━━ Data rows ━━
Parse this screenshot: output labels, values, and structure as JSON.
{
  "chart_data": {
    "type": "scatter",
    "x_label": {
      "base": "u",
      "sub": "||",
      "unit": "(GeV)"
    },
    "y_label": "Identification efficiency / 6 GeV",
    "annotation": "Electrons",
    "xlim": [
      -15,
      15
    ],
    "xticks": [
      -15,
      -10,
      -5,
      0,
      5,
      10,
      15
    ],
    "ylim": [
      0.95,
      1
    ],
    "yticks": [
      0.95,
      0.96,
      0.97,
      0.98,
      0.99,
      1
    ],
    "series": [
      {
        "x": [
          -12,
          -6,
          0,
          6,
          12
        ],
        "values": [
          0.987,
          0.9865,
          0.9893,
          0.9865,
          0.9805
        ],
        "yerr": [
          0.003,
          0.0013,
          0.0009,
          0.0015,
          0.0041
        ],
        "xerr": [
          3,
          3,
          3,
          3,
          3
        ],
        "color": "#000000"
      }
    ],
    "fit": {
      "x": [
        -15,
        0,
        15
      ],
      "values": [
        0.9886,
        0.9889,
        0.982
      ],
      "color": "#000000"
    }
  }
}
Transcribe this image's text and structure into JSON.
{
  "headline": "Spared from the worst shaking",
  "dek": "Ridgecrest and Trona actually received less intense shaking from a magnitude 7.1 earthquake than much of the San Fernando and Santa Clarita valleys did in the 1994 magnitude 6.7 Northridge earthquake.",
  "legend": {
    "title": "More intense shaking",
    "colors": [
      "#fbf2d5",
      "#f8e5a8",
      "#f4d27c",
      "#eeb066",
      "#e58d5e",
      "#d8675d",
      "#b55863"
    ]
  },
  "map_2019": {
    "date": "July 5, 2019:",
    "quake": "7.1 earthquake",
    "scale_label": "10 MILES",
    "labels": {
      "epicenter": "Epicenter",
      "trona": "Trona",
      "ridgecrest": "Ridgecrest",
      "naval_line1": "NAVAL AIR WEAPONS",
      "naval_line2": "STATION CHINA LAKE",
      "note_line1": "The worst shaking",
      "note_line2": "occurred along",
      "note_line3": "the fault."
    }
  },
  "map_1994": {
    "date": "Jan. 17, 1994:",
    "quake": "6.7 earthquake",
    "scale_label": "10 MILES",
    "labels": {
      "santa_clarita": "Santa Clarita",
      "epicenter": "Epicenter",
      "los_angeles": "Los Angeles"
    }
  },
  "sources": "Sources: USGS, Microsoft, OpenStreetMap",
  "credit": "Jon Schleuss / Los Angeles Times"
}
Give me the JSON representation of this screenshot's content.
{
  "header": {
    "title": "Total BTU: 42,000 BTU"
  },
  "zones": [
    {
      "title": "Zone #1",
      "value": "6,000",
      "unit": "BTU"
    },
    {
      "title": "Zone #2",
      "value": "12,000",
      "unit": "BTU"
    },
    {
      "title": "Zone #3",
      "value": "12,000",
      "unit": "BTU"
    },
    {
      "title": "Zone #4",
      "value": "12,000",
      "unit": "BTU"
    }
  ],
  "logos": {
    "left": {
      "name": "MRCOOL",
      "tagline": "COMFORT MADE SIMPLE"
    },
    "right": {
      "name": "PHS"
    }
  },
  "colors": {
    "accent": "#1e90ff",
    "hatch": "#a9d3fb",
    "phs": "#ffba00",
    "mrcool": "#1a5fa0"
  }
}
━━━
• [Exercise instructions]: Reproduce the complete set of lines precisely as supplied.

• [Task answer]:
Parse this screenshot: output labels, values, and structure as JSON.
{
  "chart_data": {
    "type": "scatter",
    "x_label": {
      "base": "u",
      "sub": "||",
      "unit": "(GeV)"
    },
    "y_label": "Identification efficiency / 6 GeV",
    "annotation": "Electrons",
    "xlim": [
      -15,
      15
    ],
    "xticks": [
      -15,
      -10,
      -5,
      0,
      5,
      10,
      15
    ],
    "ylim": [
      0.95,
      1
    ],
    "yticks": [
      0.95,
      0.96,
      0.97,
      0.98,
      0.99,
      1
    ],
    "series": [
      {
        "x": [
          -12,
          -6,
          0,
          6,
          12
        ],
        "values": [
          0.987,
          0.9865,
          0.9893,
          0.9865,
          0.9805
        ],
        "yerr": [
          0.003,
          0.0013,
          0.0009,
          0.0015,
          0.0041
        ],
        "xerr": [
          3,
          3,
          3,
          3,
          3
        ],
        "color": "#000000"
      }
    ],
    "fit": {
      "x": [
        -15,
        0,
        15
      ],
      "values": [
        0.9886,
        0.9889,
        0.982
      ],
      "color": "#000000"
    }
  }
}
Transcribe this image's text and structure into JSON.
{
  "headline": "Spared from the worst shaking",
  "dek": "Ridgecrest and Trona actually received less intense shaking from a magnitude 7.1 earthquake than much of the San Fernando and Santa Clarita valleys did in the 1994 magnitude 6.7 Northridge earthquake.",
  "legend": {
    "title": "More intense shaking",
    "colors": [
      "#fbf2d5",
      "#f8e5a8",
      "#f4d27c",
      "#eeb066",
      "#e58d5e",
      "#d8675d",
      "#b55863"
    ]
  },
  "map_2019": {
    "date": "July 5, 2019:",
    "quake": "7.1 earthquake",
    "scale_label": "10 MILES",
    "labels": {
      "epicenter": "Epicenter",
      "trona": "Trona",
      "ridgecrest": "Ridgecrest",
      "naval_line1": "NAVAL AIR WEAPONS",
      "naval_line2": "STATION CHINA LAKE",
      "note_line1": "The worst shaking",
      "note_line2": "occurred along",
      "note_line3": "the fault."
    }
  },
  "map_1994": {
    "date": "Jan. 17, 1994:",
    "quake": "6.7 earthquake",
    "scale_label": "10 MILES",
    "labels": {
      "santa_clarita": "Santa Clarita",
      "epicenter": "Epicenter",
      "los_angeles": "Los Angeles"
    }
  },
  "sources": "Sources: USGS, Microsoft, OpenStreetMap",
  "credit": "Jon Schleuss / Los Angeles Times"
}
Give me the JSON representation of this screenshot's content.
{
  "header": {
    "title": "Total BTU: 42,000 BTU"
  },
  "zones": [
    {
      "title": "Zone #1",
      "value": "6,000",
      "unit": "BTU"
    },
    {
      "title": "Zone #2",
      "value": "12,000",
      "unit": "BTU"
    },
    {
      "title": "Zone #3",
      "value": "12,000",
      "unit": "BTU"
    },
    {
      "title": "Zone #4",
      "value": "12,000",
      "unit": "BTU"
    }
  ],
  "logos": {
    "left": {
      "name": "MRCOOL",
      "tagline": "COMFORT MADE SIMPLE"
    },
    "right": {
      "name": "PHS"
    }
  },
  "colors": {
    "accent": "#1e90ff",
    "hatch": "#a9d3fb",
    "phs": "#ffba00",
    "mrcool": "#1a5fa0"
  }
}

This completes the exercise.